Record list –
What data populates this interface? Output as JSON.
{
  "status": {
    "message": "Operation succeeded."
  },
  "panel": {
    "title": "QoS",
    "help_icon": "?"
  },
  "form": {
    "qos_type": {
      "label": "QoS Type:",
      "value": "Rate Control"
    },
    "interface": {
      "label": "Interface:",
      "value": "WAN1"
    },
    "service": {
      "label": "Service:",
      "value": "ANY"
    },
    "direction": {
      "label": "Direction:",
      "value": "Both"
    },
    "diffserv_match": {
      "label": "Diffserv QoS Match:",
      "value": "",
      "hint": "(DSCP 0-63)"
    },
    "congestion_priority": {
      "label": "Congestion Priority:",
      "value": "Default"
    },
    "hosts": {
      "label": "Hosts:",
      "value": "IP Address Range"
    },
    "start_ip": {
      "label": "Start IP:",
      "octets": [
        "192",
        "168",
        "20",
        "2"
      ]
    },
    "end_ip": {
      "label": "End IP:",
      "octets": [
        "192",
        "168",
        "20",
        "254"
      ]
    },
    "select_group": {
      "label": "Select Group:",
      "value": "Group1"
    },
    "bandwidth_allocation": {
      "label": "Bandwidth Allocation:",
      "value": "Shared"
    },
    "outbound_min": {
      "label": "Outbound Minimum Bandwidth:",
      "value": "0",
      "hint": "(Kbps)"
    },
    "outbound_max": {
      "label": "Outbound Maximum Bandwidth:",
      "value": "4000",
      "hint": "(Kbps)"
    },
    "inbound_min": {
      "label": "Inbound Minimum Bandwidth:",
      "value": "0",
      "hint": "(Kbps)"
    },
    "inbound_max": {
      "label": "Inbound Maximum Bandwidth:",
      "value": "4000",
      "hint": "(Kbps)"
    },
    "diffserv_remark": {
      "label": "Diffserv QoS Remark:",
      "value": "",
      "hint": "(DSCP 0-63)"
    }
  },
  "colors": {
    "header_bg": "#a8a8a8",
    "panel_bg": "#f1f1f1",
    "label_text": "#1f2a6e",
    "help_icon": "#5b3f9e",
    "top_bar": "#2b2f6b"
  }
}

To be done –
Return each entry from the material above exactly as it appears.

The result –
What data populates this interface? Output as JSON.
{
  "status": {
    "message": "Operation succeeded."
  },
  "panel": {
    "title": "QoS",
    "help_icon": "?"
  },
  "form": {
    "qos_type": {
      "label": "QoS Type:",
      "value": "Rate Control"
    },
    "interface": {
      "label": "Interface:",
      "value": "WAN1"
    },
    "service": {
      "label": "Service:",
      "value": "ANY"
    },
    "direction": {
      "label": "Direction:",
      "value": "Both"
    },
    "diffserv_match": {
      "label": "Diffserv QoS Match:",
      "value": "",
      "hint": "(DSCP 0-63)"
    },
    "congestion_priority": {
      "label": "Congestion Priority:",
      "value": "Default"
    },
    "hosts": {
      "label": "Hosts:",
      "value": "IP Address Range"
    },
    "start_ip": {
      "label": "Start IP:",
      "octets": [
        "192",
        "168",
        "20",
        "2"
      ]
    },
    "end_ip": {
      "label": "End IP:",
      "octets": [
        "192",
        "168",
        "20",
        "254"
      ]
    },
    "select_group": {
      "label": "Select Group:",
      "value": "Group1"
    },
    "bandwidth_allocation": {
      "label": "Bandwidth Allocation:",
      "value": "Shared"
    },
    "outbound_min": {
      "label": "Outbound Minimum Bandwidth:",
      "value": "0",
      "hint": "(Kbps)"
    },
    "outbound_max": {
      "label": "Outbound Maximum Bandwidth:",
      "value": "4000",
      "hint": "(Kbps)"
    },
    "inbound_min": {
      "label": "Inbound Minimum Bandwidth:",
      "value": "0",
      "hint": "(Kbps)"
    },
    "inbound_max": {
      "label": "Inbound Maximum Bandwidth:",
      "value": "4000",
      "hint": "(Kbps)"
    },
    "diffserv_remark": {
      "label": "Diffserv QoS Remark:",
      "value": "",
      "hint": "(DSCP 0-63)"
    }
  },
  "colors": {
    "header_bg": "#a8a8a8",
    "panel_bg": "#f1f1f1",
    "label_text": "#1f2a6e",
    "help_icon": "#5b3f9e",
    "top_bar": "#2b2f6b"
  }
}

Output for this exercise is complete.